▶ **Collected data entries**
[start]

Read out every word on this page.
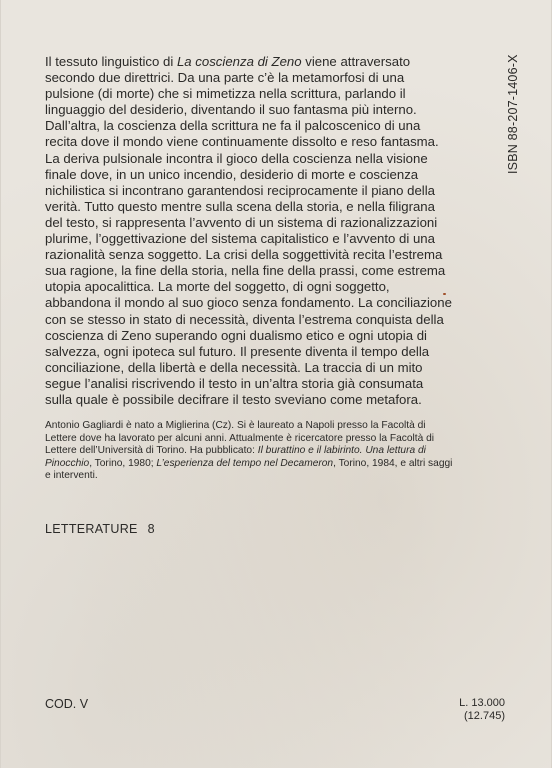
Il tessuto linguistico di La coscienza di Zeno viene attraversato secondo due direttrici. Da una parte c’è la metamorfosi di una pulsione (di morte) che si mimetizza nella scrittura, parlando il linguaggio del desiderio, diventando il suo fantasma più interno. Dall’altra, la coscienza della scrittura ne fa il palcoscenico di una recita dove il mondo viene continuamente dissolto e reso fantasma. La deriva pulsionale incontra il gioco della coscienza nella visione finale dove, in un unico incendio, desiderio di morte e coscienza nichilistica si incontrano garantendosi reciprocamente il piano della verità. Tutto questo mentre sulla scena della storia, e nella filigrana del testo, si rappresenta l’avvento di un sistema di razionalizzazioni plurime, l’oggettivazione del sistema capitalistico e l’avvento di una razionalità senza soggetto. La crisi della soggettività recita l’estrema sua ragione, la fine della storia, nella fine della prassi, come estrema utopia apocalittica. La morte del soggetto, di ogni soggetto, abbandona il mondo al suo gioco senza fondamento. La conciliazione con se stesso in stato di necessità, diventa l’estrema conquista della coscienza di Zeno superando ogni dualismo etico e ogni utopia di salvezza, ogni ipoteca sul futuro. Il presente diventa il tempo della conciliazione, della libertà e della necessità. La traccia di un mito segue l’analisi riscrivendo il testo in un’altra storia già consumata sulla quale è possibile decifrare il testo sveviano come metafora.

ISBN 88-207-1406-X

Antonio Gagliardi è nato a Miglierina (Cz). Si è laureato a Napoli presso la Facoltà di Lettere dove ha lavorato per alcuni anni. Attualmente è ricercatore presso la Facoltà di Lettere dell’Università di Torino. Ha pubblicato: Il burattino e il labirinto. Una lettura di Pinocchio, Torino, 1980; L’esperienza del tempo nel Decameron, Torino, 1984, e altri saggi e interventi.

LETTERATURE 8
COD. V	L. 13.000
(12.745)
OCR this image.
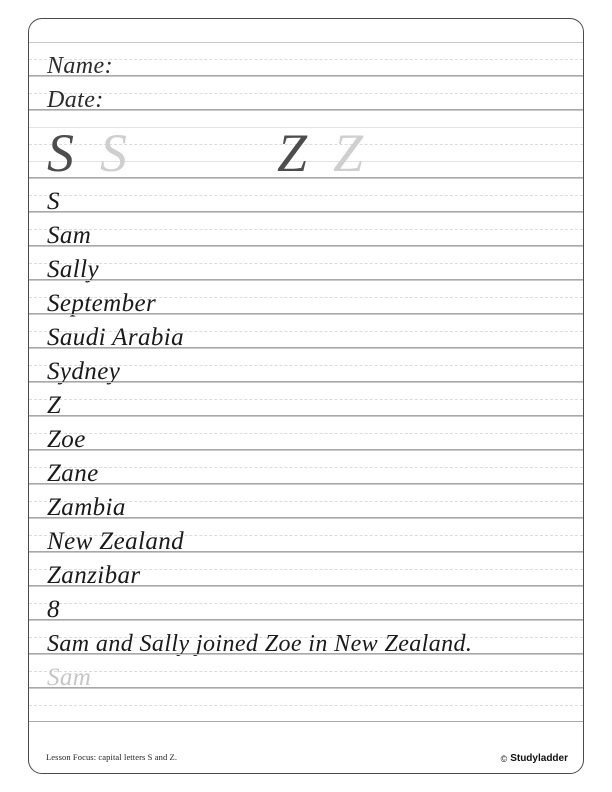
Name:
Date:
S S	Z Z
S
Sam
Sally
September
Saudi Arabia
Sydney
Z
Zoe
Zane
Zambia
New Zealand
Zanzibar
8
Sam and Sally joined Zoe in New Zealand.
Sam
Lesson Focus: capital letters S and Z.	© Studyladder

[end]

▶ **What is expected**
Copy down every line of the material above that includes the string "Zealand".

▶ **Written solution**
New Zealand
Sam and Sally joined Zoe in New Zealand.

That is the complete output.